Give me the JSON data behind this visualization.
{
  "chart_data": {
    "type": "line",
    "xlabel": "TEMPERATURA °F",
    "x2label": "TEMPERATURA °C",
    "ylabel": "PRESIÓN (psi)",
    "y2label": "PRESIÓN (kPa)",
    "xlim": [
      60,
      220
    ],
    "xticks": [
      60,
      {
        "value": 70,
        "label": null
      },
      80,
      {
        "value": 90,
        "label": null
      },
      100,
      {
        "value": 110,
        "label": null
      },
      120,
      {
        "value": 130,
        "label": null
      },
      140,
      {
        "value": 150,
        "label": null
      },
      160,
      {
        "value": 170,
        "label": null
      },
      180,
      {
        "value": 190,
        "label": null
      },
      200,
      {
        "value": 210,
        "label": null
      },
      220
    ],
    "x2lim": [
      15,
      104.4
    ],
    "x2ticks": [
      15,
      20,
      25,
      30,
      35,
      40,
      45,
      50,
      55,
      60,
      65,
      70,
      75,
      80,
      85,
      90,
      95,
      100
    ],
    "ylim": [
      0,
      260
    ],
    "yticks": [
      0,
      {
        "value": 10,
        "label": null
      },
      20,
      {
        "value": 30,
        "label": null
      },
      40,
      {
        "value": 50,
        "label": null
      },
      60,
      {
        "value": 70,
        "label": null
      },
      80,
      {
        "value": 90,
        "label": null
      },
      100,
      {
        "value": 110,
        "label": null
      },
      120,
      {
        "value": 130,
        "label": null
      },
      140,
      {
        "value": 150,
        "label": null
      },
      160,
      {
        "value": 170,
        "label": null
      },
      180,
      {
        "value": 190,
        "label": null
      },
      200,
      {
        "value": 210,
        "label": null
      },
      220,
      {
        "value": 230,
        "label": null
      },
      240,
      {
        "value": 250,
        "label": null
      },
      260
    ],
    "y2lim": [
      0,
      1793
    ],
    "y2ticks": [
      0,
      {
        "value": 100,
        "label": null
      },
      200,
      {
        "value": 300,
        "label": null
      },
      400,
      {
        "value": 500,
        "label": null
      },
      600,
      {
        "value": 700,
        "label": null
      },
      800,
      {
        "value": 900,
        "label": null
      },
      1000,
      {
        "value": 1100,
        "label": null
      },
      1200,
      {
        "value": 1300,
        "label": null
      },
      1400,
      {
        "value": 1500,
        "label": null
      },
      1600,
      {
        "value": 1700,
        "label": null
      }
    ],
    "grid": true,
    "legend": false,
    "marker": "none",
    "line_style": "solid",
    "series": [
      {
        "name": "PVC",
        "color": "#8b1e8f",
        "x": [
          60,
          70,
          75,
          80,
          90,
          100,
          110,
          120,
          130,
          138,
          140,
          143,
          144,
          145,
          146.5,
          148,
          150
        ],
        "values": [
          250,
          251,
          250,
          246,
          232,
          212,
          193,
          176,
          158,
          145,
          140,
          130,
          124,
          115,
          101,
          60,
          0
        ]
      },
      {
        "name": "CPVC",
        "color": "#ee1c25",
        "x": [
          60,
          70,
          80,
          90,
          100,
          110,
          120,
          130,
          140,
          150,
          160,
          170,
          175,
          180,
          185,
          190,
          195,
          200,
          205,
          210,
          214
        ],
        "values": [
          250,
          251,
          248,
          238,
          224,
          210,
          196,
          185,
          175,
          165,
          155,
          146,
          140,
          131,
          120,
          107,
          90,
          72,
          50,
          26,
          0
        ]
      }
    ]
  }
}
==*==
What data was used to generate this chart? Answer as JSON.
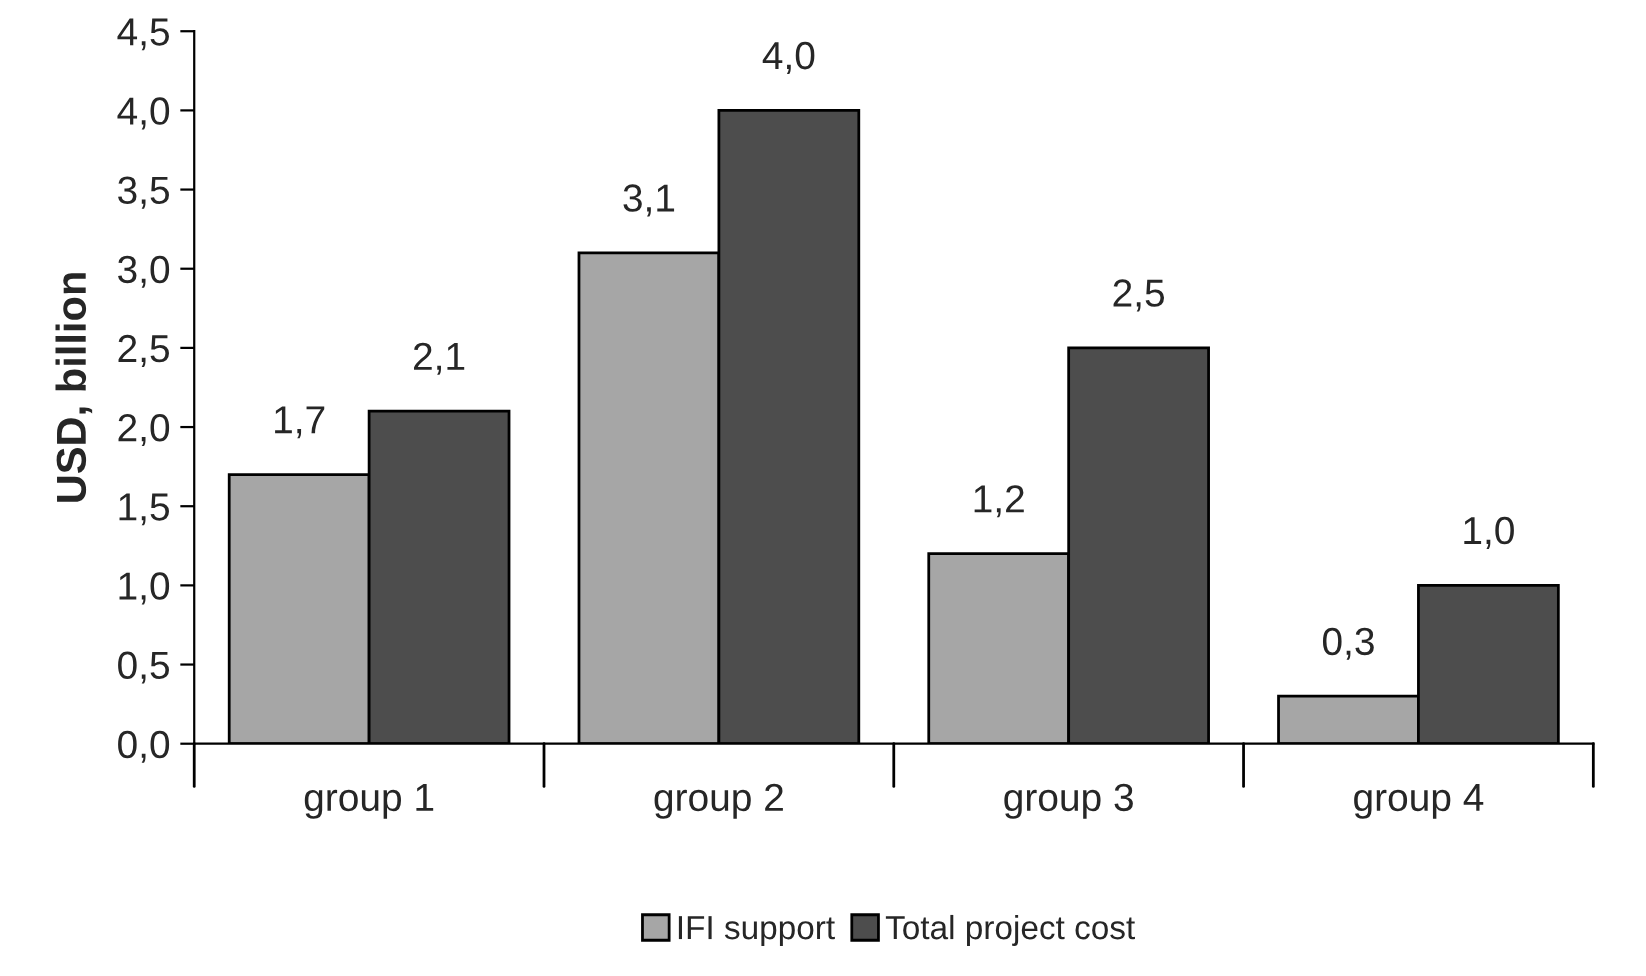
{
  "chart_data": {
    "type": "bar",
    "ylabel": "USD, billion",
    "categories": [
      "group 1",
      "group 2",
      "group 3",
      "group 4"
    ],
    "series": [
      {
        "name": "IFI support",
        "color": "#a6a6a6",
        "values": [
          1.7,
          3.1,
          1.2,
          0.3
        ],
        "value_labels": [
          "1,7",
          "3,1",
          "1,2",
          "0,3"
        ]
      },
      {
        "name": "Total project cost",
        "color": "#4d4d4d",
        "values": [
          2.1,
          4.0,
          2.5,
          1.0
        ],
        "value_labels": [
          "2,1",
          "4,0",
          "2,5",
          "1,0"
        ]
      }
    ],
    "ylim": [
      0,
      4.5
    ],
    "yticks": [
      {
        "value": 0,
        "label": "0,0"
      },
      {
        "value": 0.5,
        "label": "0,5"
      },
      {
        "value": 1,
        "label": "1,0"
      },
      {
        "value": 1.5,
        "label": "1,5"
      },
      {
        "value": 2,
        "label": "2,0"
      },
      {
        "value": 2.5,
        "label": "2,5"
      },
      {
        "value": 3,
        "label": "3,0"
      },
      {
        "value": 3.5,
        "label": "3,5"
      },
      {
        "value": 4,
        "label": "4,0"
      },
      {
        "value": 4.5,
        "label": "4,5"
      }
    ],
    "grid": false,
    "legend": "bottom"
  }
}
==*==
[Objective]:
Go through the entries above and pull out each line with "TEMPERATURA" in it.

[Result of this task]:
    "xlabel": "TEMPERATURA °F",
    "x2label": "TEMPERATURA °C",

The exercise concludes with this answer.